[Extracted records]

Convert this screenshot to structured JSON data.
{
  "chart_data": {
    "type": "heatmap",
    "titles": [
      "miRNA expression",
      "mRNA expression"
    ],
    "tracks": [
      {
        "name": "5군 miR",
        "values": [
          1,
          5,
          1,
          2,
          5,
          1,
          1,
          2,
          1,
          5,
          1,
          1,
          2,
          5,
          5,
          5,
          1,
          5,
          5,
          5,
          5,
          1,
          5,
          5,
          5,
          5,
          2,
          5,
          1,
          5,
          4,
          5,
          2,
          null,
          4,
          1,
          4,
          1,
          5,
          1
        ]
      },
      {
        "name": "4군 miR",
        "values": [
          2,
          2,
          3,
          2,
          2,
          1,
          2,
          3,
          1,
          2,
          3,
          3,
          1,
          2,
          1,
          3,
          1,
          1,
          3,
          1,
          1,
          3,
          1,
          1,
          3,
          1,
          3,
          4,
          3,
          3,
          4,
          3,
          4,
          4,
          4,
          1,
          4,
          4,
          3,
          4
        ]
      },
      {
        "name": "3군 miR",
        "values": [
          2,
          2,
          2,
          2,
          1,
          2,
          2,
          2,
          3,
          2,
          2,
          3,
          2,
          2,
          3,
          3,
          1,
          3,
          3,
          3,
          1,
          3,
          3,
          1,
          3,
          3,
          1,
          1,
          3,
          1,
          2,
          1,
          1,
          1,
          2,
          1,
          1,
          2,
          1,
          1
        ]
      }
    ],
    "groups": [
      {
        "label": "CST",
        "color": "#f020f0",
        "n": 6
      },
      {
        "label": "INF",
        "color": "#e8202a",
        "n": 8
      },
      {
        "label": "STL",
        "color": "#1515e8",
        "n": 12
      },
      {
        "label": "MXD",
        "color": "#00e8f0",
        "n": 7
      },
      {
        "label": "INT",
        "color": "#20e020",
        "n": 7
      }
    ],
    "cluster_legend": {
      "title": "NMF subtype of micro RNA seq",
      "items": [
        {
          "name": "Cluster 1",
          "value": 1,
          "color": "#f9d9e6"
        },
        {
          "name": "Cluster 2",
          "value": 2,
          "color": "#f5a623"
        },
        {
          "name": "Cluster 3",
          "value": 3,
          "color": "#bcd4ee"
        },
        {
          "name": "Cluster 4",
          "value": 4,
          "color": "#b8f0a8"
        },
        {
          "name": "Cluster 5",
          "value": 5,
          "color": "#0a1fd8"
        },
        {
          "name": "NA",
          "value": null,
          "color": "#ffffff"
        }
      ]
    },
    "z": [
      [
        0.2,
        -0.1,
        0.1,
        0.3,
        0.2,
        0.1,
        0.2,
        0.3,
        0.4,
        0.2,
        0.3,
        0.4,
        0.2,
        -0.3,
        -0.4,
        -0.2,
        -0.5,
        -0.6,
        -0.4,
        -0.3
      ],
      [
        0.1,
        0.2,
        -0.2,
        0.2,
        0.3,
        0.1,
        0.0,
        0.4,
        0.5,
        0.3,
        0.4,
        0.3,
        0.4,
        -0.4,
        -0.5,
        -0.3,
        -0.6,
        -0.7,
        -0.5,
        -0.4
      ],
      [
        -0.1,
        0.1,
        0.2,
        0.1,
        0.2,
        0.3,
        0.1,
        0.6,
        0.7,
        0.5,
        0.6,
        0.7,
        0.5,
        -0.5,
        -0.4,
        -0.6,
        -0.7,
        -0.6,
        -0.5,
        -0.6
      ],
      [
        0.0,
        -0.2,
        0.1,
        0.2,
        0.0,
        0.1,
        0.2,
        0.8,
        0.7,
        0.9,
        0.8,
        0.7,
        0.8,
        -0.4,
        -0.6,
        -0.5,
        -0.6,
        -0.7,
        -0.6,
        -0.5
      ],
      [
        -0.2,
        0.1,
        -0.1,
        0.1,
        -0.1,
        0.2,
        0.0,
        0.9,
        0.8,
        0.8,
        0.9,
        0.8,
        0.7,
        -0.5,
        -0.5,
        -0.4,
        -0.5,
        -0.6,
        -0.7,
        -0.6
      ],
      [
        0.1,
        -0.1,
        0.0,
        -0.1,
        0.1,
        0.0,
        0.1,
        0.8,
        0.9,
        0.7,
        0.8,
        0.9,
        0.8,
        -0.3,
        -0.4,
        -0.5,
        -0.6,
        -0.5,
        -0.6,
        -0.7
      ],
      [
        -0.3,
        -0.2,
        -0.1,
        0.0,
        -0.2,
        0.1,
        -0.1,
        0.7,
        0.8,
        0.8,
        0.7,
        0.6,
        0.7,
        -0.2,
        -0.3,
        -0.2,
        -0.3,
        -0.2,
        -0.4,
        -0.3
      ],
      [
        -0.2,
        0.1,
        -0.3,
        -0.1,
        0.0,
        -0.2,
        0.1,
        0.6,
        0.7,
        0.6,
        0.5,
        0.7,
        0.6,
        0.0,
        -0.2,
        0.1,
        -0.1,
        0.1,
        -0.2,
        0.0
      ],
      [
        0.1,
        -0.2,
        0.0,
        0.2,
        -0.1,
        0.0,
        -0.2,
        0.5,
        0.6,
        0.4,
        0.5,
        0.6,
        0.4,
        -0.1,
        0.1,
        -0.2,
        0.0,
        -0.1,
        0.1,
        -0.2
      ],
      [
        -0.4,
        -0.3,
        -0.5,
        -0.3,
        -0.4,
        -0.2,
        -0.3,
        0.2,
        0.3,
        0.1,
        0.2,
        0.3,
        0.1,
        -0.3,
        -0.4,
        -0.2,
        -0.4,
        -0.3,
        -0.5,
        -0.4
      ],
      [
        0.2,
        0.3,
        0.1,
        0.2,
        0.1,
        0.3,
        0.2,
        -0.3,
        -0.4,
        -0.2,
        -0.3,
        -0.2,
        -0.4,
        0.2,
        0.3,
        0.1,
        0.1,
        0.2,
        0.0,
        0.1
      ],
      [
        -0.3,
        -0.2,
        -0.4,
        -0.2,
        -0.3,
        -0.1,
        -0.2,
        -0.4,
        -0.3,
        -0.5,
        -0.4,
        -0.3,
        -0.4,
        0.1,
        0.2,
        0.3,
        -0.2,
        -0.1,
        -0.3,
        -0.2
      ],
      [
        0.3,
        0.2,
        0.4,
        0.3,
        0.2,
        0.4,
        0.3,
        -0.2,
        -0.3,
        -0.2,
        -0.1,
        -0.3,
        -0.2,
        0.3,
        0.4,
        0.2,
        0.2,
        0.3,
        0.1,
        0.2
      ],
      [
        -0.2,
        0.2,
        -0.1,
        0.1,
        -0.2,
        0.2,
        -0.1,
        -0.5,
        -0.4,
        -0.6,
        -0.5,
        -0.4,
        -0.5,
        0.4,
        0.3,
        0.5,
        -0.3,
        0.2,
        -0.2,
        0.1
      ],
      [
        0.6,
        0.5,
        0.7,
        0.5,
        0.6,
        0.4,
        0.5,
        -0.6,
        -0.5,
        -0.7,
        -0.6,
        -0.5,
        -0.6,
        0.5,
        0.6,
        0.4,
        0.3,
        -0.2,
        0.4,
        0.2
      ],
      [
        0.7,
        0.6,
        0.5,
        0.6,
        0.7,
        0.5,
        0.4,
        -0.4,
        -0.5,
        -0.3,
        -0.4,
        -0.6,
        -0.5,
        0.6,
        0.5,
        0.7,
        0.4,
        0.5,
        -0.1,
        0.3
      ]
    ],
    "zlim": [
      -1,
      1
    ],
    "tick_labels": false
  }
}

→ EXERCISE:
Task for the records above: copy every line in which the word "color" occurs.

→ ANSWER TO THE EXERCISE:
        "color": "#f020f0",
        "color": "#e8202a",
        "color": "#1515e8",
        "color": "#00e8f0",
        "color": "#20e020",
          "color": "#f9d9e6"
          "color": "#f5a623"
          "color": "#bcd4ee"
          "color": "#b8f0a8"
          "color": "#0a1fd8"
          "color": "#ffffff"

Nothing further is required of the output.